Task to carry out: Using the material below, copy every line where "source" appears.

Collected data entries:
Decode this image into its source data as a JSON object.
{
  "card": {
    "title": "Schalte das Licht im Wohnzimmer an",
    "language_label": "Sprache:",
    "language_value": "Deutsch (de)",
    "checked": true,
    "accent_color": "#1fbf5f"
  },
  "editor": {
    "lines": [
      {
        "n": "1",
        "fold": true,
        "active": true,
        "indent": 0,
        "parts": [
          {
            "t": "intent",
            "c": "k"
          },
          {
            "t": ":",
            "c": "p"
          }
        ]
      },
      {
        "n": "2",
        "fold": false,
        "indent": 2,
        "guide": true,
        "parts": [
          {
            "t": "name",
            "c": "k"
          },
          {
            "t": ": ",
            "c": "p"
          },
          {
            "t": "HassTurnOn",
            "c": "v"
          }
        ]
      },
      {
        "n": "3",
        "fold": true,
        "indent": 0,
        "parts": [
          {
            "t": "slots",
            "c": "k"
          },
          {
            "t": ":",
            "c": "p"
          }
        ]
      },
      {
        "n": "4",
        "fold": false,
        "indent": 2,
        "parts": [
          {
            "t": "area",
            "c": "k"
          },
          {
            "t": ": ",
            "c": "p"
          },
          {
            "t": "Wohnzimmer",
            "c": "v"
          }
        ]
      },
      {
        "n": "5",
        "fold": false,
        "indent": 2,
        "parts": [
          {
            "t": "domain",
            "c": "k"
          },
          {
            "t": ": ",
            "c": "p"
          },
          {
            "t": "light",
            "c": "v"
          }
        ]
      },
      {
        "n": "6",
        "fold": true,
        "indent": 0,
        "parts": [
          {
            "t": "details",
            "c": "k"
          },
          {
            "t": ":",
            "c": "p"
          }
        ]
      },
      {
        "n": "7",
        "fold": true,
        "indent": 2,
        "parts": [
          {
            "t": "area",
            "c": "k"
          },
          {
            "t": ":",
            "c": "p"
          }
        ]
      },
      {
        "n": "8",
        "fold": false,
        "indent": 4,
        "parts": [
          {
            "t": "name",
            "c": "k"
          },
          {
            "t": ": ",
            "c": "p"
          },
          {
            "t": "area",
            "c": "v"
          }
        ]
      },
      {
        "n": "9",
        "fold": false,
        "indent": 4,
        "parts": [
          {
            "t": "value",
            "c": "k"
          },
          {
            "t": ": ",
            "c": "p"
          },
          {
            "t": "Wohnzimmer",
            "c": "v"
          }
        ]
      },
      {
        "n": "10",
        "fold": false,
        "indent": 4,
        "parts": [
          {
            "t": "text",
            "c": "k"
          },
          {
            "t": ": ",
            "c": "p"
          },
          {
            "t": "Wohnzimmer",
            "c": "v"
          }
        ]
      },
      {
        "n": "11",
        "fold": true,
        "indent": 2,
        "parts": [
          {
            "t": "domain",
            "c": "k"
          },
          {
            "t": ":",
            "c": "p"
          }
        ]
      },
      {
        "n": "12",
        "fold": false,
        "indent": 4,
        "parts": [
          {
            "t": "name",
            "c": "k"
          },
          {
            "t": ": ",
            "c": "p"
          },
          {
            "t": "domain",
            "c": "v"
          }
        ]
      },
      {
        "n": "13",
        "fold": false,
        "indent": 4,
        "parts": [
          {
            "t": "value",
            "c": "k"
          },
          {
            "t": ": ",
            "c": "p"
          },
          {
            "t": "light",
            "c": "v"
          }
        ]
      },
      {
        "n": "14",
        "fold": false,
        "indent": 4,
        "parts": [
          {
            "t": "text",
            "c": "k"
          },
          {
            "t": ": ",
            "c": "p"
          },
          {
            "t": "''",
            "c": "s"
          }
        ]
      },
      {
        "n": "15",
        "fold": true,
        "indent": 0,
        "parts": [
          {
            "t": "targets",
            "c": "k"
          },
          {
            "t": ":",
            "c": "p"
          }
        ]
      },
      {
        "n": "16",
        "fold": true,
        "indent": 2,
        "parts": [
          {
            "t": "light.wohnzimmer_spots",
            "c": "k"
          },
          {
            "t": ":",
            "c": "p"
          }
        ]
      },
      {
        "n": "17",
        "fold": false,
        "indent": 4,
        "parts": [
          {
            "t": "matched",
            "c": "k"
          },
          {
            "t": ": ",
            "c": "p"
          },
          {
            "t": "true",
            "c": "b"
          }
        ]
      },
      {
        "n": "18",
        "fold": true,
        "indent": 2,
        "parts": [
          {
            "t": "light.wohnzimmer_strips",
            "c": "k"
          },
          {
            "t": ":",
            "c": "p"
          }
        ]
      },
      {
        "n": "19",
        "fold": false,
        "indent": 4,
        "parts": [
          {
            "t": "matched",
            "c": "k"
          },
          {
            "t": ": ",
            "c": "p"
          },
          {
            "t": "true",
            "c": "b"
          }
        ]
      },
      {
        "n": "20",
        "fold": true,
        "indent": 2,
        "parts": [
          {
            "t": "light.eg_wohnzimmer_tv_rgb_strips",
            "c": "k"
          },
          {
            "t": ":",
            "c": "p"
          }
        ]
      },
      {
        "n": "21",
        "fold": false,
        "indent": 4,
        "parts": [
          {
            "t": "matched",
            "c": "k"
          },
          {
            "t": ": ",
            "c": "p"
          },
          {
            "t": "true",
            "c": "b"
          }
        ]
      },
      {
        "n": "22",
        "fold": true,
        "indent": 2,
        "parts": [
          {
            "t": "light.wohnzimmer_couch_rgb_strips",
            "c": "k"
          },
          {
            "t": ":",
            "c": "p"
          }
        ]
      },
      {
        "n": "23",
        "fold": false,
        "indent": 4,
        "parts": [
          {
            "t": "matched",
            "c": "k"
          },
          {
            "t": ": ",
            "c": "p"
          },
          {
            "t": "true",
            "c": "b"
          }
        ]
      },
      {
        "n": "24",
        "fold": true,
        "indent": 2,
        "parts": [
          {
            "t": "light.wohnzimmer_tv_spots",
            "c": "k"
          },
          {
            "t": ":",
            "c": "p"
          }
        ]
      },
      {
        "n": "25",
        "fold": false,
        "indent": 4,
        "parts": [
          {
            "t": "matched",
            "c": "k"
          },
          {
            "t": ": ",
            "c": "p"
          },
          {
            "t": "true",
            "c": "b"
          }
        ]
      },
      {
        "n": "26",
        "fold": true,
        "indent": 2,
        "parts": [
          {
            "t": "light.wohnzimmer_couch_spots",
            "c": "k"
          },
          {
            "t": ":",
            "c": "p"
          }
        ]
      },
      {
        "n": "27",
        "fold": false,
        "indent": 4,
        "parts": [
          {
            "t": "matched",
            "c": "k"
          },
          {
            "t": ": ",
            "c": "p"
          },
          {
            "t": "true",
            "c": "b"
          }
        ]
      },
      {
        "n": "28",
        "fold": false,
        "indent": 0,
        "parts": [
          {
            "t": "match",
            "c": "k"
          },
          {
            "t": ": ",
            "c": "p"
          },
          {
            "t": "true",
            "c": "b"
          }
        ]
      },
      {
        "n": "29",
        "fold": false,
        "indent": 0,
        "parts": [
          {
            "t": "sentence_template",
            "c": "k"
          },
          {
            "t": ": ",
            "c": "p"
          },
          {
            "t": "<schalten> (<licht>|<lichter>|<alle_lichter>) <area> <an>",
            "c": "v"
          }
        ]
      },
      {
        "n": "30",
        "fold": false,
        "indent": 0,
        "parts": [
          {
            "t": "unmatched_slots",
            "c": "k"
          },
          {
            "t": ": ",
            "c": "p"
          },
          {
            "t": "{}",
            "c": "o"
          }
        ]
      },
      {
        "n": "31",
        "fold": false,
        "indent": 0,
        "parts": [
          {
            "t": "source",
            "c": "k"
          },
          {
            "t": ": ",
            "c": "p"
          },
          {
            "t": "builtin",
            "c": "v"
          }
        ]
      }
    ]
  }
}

Exercise result:
Decode this image into its source data as a JSON object.
            "t": "source",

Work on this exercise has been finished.